— begin RECORD EXCERPTS —

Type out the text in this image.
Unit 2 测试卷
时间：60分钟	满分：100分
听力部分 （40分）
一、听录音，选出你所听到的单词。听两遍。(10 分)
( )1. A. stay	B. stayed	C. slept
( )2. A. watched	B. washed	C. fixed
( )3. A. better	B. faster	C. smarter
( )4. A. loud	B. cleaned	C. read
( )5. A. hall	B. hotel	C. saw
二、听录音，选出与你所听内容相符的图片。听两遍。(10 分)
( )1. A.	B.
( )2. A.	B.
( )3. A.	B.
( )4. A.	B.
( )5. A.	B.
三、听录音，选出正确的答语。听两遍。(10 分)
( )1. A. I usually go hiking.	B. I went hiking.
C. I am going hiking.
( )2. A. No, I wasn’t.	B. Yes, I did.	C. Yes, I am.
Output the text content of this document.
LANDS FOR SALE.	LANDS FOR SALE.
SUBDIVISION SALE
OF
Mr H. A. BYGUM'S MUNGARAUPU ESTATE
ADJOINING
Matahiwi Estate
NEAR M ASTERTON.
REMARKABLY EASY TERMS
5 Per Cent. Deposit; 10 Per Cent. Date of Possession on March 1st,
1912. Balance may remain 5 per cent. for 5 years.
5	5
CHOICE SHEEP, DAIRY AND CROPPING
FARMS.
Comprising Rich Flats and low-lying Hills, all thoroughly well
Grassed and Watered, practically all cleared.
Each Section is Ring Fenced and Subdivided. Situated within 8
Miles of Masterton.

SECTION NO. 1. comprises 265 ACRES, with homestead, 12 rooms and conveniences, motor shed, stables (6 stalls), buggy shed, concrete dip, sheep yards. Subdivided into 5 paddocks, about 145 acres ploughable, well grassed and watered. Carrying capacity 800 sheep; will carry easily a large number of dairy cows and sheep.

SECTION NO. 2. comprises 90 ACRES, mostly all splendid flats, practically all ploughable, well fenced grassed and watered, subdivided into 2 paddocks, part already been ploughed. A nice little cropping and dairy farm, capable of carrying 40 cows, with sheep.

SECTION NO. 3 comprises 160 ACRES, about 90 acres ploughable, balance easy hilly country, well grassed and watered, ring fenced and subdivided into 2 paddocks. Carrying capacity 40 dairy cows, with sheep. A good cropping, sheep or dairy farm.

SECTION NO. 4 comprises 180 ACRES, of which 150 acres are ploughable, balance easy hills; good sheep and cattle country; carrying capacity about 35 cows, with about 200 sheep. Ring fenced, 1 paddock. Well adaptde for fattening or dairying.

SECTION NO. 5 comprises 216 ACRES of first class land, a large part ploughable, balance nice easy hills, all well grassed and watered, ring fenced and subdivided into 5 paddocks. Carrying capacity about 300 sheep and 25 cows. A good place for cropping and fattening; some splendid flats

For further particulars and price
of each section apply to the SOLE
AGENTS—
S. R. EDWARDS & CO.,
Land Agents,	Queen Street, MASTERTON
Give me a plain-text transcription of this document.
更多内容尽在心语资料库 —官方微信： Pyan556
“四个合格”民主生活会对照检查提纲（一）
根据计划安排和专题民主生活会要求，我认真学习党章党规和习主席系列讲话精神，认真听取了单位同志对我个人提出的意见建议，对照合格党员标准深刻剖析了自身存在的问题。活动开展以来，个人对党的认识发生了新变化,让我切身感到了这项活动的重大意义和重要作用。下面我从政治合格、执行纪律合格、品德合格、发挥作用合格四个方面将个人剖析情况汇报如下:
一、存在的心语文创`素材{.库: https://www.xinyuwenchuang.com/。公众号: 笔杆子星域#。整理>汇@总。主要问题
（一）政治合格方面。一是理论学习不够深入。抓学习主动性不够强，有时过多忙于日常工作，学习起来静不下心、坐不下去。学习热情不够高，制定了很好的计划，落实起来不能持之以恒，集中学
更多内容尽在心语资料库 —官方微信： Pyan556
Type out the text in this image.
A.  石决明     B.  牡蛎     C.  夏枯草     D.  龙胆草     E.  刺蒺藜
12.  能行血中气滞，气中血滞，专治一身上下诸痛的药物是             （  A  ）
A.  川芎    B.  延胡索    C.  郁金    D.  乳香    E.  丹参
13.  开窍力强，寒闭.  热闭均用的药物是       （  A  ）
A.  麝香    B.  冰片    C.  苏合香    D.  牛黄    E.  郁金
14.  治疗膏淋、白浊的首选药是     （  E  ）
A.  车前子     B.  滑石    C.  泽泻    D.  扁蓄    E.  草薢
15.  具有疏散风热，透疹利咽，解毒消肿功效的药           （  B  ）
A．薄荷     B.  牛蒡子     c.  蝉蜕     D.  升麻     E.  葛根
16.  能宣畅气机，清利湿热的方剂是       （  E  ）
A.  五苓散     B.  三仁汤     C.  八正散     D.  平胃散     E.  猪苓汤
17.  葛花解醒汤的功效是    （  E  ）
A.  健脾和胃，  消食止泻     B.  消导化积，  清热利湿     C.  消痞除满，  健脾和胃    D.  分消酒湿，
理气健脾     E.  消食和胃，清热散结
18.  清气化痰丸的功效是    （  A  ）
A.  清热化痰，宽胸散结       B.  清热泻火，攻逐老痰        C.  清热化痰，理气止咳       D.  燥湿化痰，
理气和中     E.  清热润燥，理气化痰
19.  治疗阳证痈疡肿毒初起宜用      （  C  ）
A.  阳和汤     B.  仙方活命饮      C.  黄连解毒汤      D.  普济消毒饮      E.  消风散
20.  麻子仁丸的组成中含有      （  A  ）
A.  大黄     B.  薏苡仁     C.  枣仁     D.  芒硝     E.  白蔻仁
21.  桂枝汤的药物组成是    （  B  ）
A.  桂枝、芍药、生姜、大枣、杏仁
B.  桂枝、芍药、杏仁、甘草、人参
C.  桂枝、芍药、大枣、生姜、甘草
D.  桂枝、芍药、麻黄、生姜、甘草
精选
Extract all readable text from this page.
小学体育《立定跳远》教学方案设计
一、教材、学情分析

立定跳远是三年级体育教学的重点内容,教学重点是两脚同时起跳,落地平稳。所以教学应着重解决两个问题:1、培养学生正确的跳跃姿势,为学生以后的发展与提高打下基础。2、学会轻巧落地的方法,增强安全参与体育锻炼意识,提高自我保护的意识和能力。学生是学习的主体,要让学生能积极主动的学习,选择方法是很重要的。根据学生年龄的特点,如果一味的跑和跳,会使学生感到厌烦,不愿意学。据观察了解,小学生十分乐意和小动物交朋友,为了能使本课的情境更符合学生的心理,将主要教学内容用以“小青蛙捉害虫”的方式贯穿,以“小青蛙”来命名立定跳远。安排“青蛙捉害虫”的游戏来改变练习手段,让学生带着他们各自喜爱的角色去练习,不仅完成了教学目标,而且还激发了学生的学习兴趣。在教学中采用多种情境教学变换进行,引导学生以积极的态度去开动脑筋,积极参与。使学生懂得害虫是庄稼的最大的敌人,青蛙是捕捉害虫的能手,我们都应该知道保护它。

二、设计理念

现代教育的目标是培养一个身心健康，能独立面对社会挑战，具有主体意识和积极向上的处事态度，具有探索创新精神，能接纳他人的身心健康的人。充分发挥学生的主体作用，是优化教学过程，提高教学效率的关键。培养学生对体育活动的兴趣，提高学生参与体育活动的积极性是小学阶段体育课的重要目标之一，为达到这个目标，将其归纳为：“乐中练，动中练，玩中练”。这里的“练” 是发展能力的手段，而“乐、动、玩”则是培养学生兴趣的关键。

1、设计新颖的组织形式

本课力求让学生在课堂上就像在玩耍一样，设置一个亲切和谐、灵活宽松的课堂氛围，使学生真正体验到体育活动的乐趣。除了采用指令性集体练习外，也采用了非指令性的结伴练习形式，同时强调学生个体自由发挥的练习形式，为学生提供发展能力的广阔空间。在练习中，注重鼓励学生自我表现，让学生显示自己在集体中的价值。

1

— end RECORD EXCERPTS —

▶ [WHAT IS REQUIRED]
Determine how many lines of the entries above carry the string "practically", and give that number alone.

▶ [RESPONSE TO THIS EXERCISE]
2